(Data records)
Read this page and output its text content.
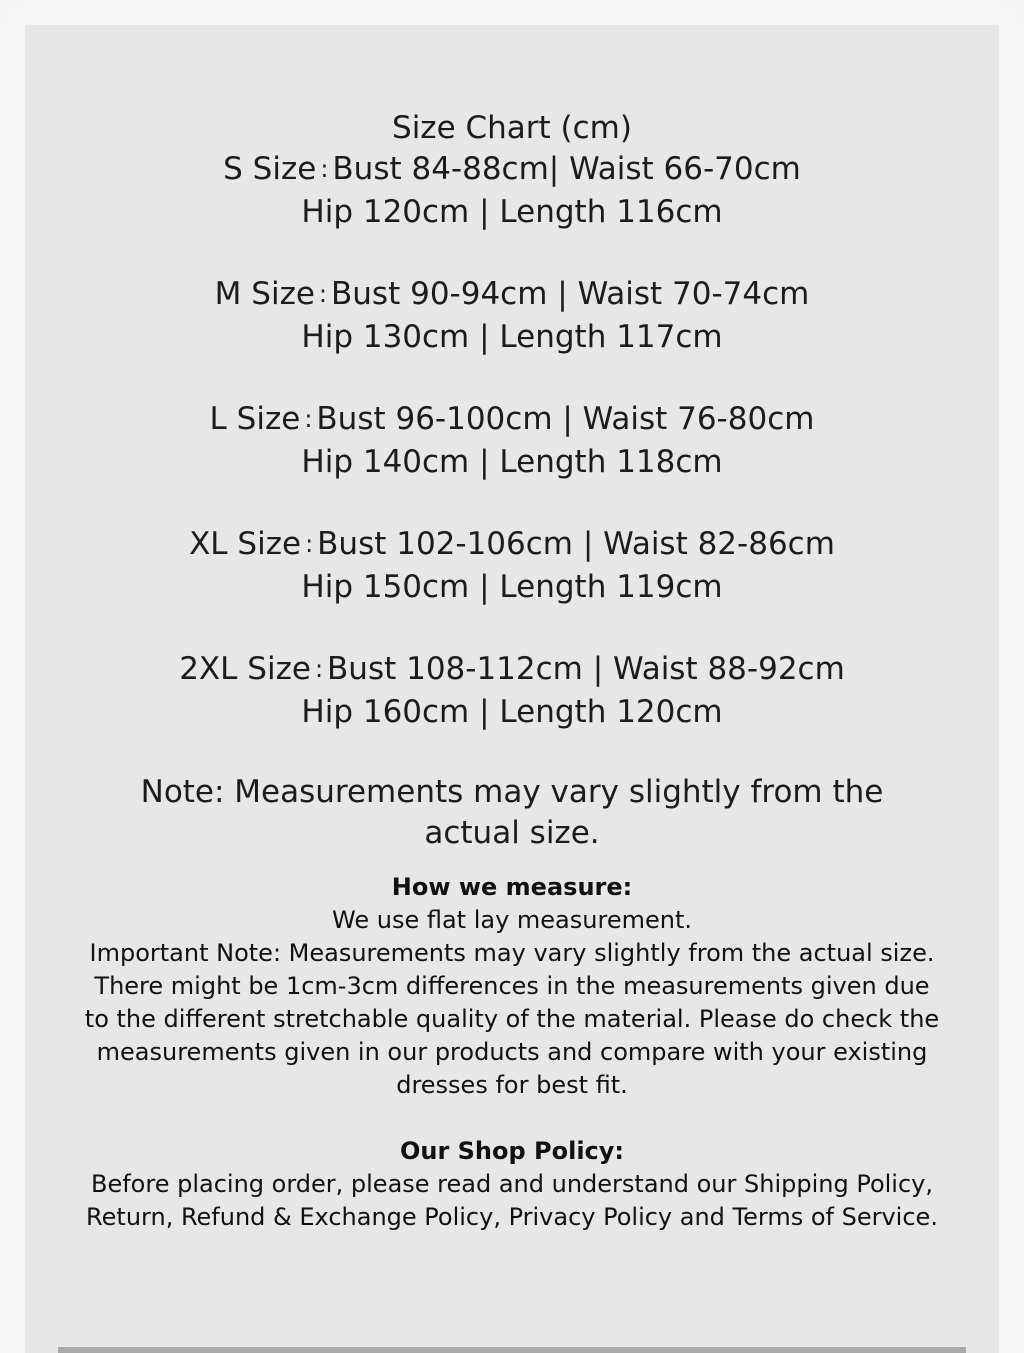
Size Chart (cm)
S Size : Bust 84-88cm| Waist 66-70cm
Hip 120cm | Length 116cm
M Size : Bust 90-94cm | Waist 70-74cm
Hip 130cm | Length 117cm
L Size : Bust 96-100cm | Waist 76-80cm
Hip 140cm | Length 118cm
XL Size : Bust 102-106cm | Waist 82-86cm
Hip 150cm | Length 119cm
2XL Size : Bust 108-112cm | Waist 88-92cm
Hip 160cm | Length 120cm
Note: Measurements may vary slightly from the
actual size.
How we measure:
We use flat lay measurement.
Important Note: Measurements may vary slightly from the actual size. There might be 1cm-3cm differences in the measurements given due to the different stretchable quality of the material. Please do check the measurements given in our products and compare with your existing dresses for best fit.
Our Shop Policy:
Before placing order, please read and understand our Shipping Policy, Return, Refund & Exchange Policy, Privacy Policy and Terms of Service.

## SET PROBLEM
Return every line above in which the string "Policy" occurs.

## WRITTEN RESPONSE
Our Shop Policy:
Before placing order, please read and understand our Shipping Policy, Return, Refund & Exchange Policy, Privacy Policy and Terms of Service.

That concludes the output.